*Records:*
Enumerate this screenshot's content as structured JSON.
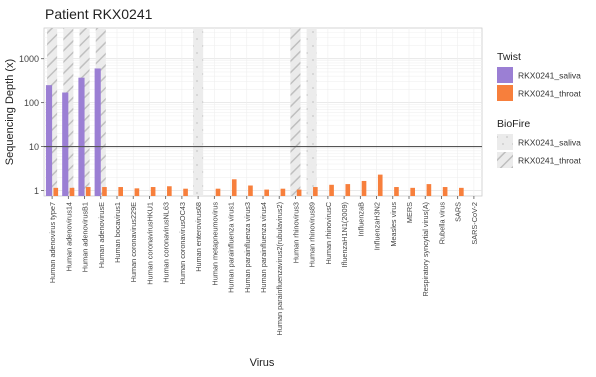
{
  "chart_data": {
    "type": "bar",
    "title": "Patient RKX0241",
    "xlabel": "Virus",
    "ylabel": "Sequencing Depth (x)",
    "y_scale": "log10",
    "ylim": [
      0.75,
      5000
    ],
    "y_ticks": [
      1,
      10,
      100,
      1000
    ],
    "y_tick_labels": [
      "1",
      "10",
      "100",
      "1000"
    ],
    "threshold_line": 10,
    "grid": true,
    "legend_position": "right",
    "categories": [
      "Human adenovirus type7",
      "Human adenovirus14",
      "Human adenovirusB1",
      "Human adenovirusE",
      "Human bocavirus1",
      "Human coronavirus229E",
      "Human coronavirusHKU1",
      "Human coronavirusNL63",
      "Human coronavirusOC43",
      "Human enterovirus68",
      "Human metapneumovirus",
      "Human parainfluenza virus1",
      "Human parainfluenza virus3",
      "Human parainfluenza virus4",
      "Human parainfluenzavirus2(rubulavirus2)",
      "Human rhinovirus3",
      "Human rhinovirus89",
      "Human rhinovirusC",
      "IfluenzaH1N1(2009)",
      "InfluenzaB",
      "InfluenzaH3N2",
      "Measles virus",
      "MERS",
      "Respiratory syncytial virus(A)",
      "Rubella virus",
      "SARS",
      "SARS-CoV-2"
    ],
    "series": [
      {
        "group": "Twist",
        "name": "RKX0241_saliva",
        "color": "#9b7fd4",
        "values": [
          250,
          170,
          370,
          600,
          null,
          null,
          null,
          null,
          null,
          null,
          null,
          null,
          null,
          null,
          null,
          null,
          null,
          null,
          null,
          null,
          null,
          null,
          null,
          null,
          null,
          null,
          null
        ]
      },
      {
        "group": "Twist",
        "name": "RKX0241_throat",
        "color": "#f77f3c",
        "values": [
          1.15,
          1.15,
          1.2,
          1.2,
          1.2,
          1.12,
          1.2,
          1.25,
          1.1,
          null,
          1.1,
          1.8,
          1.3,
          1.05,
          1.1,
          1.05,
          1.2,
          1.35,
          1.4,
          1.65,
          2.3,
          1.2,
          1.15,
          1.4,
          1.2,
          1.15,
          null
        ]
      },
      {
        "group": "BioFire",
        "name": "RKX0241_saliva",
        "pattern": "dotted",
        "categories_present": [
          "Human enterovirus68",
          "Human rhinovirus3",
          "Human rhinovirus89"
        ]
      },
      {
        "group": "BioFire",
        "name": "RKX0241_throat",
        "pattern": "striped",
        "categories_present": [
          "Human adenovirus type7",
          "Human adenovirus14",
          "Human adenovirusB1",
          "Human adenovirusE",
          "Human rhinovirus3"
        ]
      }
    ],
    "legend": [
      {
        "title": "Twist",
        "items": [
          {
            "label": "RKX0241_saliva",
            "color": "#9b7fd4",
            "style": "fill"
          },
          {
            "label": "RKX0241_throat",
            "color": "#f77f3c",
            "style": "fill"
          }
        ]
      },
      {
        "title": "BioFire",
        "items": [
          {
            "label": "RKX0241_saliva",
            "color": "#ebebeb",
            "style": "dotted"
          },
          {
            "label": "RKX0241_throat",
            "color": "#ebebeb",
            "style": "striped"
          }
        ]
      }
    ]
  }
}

*Try it:*
Type the material out again exactly. Skip the pictures.

*Task response:*
Enumerate this screenshot's content as structured JSON.
{
  "chart_data": {
    "type": "bar",
    "title": "Patient RKX0241",
    "xlabel": "Virus",
    "ylabel": "Sequencing Depth (x)",
    "y_scale": "log10",
    "ylim": [
      0.75,
      5000
    ],
    "y_ticks": [
      1,
      10,
      100,
      1000
    ],
    "y_tick_labels": [
      "1",
      "10",
      "100",
      "1000"
    ],
    "threshold_line": 10,
    "grid": true,
    "legend_position": "right",
    "categories": [
      "Human adenovirus type7",
      "Human adenovirus14",
      "Human adenovirusB1",
      "Human adenovirusE",
      "Human bocavirus1",
      "Human coronavirus229E",
      "Human coronavirusHKU1",
      "Human coronavirusNL63",
      "Human coronavirusOC43",
      "Human enterovirus68",
      "Human metapneumovirus",
      "Human parainfluenza virus1",
      "Human parainfluenza virus3",
      "Human parainfluenza virus4",
      "Human parainfluenzavirus2(rubulavirus2)",
      "Human rhinovirus3",
      "Human rhinovirus89",
      "Human rhinovirusC",
      "IfluenzaH1N1(2009)",
      "InfluenzaB",
      "InfluenzaH3N2",
      "Measles virus",
      "MERS",
      "Respiratory syncytial virus(A)",
      "Rubella virus",
      "SARS",
      "SARS-CoV-2"
    ],
    "series": [
      {
        "group": "Twist",
        "name": "RKX0241_saliva",
        "color": "#9b7fd4",
        "values": [
          250,
          170,
          370,
          600,
          null,
          null,
          null,
          null,
          null,
          null,
          null,
          null,
          null,
          null,
          null,
          null,
          null,
          null,
          null,
          null,
          null,
          null,
          null,
          null,
          null,
          null,
          null
        ]
      },
      {
        "group": "Twist",
        "name": "RKX0241_throat",
        "color": "#f77f3c",
        "values": [
          1.15,
          1.15,
          1.2,
          1.2,
          1.2,
          1.12,
          1.2,
          1.25,
          1.1,
          null,
          1.1,
          1.8,
          1.3,
          1.05,
          1.1,
          1.05,
          1.2,
          1.35,
          1.4,
          1.65,
          2.3,
          1.2,
          1.15,
          1.4,
          1.2,
          1.15,
          null
        ]
      },
      {
        "group": "BioFire",
        "name": "RKX0241_saliva",
        "pattern": "dotted",
        "categories_present": [
          "Human enterovirus68",
          "Human rhinovirus3",
          "Human rhinovirus89"
        ]
      },
      {
        "group": "BioFire",
        "name": "RKX0241_throat",
        "pattern": "striped",
        "categories_present": [
          "Human adenovirus type7",
          "Human adenovirus14",
          "Human adenovirusB1",
          "Human adenovirusE",
          "Human rhinovirus3"
        ]
      }
    ],
    "legend": [
      {
        "title": "Twist",
        "items": [
          {
            "label": "RKX0241_saliva",
            "color": "#9b7fd4",
            "style": "fill"
          },
          {
            "label": "RKX0241_throat",
            "color": "#f77f3c",
            "style": "fill"
          }
        ]
      },
      {
        "title": "BioFire",
        "items": [
          {
            "label": "RKX0241_saliva",
            "color": "#ebebeb",
            "style": "dotted"
          },
          {
            "label": "RKX0241_throat",
            "color": "#ebebeb",
            "style": "striped"
          }
        ]
      }
    ]
  }
}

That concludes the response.